◆ Task input ◆
<<<<
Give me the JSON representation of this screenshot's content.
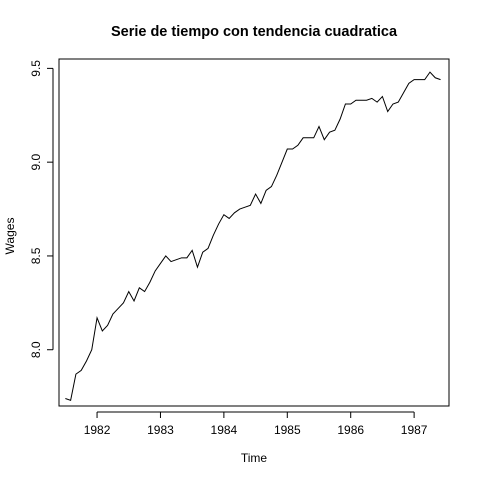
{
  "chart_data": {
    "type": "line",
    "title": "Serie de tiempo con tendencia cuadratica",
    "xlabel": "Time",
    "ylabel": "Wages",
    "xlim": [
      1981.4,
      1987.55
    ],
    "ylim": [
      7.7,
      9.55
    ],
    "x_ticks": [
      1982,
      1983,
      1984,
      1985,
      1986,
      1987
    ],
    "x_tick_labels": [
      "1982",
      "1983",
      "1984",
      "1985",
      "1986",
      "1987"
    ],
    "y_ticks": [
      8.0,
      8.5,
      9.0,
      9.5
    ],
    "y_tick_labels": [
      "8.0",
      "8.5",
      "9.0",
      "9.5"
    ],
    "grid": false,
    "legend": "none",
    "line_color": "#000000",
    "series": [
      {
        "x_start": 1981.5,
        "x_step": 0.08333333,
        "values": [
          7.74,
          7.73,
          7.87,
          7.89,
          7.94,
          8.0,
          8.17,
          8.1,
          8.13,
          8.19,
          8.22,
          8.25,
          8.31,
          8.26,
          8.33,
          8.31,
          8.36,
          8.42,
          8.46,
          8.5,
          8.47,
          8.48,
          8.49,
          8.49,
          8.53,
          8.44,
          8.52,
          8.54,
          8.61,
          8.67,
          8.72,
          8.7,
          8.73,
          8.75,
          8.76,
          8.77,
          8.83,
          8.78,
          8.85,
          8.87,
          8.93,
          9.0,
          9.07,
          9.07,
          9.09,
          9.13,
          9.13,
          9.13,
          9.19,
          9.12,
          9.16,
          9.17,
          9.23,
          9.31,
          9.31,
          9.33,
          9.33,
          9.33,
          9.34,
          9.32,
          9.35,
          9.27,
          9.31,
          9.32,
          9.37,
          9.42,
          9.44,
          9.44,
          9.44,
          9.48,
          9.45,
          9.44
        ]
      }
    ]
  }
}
>>>>
◆ Given problem ◆
Exclude the images, then output the data above word for word.

◆ Complete output ◆
Give me the JSON representation of this screenshot's content.
{
  "chart_data": {
    "type": "line",
    "title": "Serie de tiempo con tendencia cuadratica",
    "xlabel": "Time",
    "ylabel": "Wages",
    "xlim": [
      1981.4,
      1987.55
    ],
    "ylim": [
      7.7,
      9.55
    ],
    "x_ticks": [
      1982,
      1983,
      1984,
      1985,
      1986,
      1987
    ],
    "x_tick_labels": [
      "1982",
      "1983",
      "1984",
      "1985",
      "1986",
      "1987"
    ],
    "y_ticks": [
      8.0,
      8.5,
      9.0,
      9.5
    ],
    "y_tick_labels": [
      "8.0",
      "8.5",
      "9.0",
      "9.5"
    ],
    "grid": false,
    "legend": "none",
    "line_color": "#000000",
    "series": [
      {
        "x_start": 1981.5,
        "x_step": 0.08333333,
        "values": [
          7.74,
          7.73,
          7.87,
          7.89,
          7.94,
          8.0,
          8.17,
          8.1,
          8.13,
          8.19,
          8.22,
          8.25,
          8.31,
          8.26,
          8.33,
          8.31,
          8.36,
          8.42,
          8.46,
          8.5,
          8.47,
          8.48,
          8.49,
          8.49,
          8.53,
          8.44,
          8.52,
          8.54,
          8.61,
          8.67,
          8.72,
          8.7,
          8.73,
          8.75,
          8.76,
          8.77,
          8.83,
          8.78,
          8.85,
          8.87,
          8.93,
          9.0,
          9.07,
          9.07,
          9.09,
          9.13,
          9.13,
          9.13,
          9.19,
          9.12,
          9.16,
          9.17,
          9.23,
          9.31,
          9.31,
          9.33,
          9.33,
          9.33,
          9.34,
          9.32,
          9.35,
          9.27,
          9.31,
          9.32,
          9.37,
          9.42,
          9.44,
          9.44,
          9.44,
          9.48,
          9.45,
          9.44
        ]
      }
    ]
  }
}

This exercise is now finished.